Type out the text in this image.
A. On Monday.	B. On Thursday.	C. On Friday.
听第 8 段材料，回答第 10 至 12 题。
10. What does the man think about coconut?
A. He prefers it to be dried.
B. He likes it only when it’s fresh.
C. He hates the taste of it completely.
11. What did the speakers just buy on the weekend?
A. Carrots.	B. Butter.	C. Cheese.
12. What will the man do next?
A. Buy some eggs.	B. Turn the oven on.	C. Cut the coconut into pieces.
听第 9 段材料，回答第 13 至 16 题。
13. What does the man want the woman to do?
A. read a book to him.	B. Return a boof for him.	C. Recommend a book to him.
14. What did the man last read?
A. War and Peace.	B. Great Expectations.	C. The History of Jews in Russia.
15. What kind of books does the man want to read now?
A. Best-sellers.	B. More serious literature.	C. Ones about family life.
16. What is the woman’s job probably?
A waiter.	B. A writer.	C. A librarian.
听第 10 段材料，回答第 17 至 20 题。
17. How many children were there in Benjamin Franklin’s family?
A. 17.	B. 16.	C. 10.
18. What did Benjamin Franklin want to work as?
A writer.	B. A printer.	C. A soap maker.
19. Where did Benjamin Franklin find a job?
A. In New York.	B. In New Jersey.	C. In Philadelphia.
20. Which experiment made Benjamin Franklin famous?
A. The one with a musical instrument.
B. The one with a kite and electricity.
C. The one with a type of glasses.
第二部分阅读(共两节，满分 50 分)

#### Given exercise
Copy each line of the data above without altering a single character.

#### Full solution
Type out the text in this image.
A. On Monday.	B. On Thursday.	C. On Friday.
听第 8 段材料，回答第 10 至 12 题。
10. What does the man think about coconut?
A. He prefers it to be dried.
B. He likes it only when it’s fresh.
C. He hates the taste of it completely.
11. What did the speakers just buy on the weekend?
A. Carrots.	B. Butter.	C. Cheese.
12. What will the man do next?
A. Buy some eggs.	B. Turn the oven on.	C. Cut the coconut into pieces.
听第 9 段材料，回答第 13 至 16 题。
13. What does the man want the woman to do?
A. read a book to him.	B. Return a boof for him.	C. Recommend a book to him.
14. What did the man last read?
A. War and Peace.	B. Great Expectations.	C. The History of Jews in Russia.
15. What kind of books does the man want to read now?
A. Best-sellers.	B. More serious literature.	C. Ones about family life.
16. What is the woman’s job probably?
A waiter.	B. A writer.	C. A librarian.
听第 10 段材料，回答第 17 至 20 题。
17. How many children were there in Benjamin Franklin’s family?
A. 17.	B. 16.	C. 10.
18. What did Benjamin Franklin want to work as?
A writer.	B. A printer.	C. A soap maker.
19. Where did Benjamin Franklin find a job?
A. In New York.	B. In New Jersey.	C. In Philadelphia.
20. Which experiment made Benjamin Franklin famous?
A. The one with a musical instrument.
B. The one with a kite and electricity.
C. The one with a type of glasses.
第二部分阅读(共两节，满分 50 分)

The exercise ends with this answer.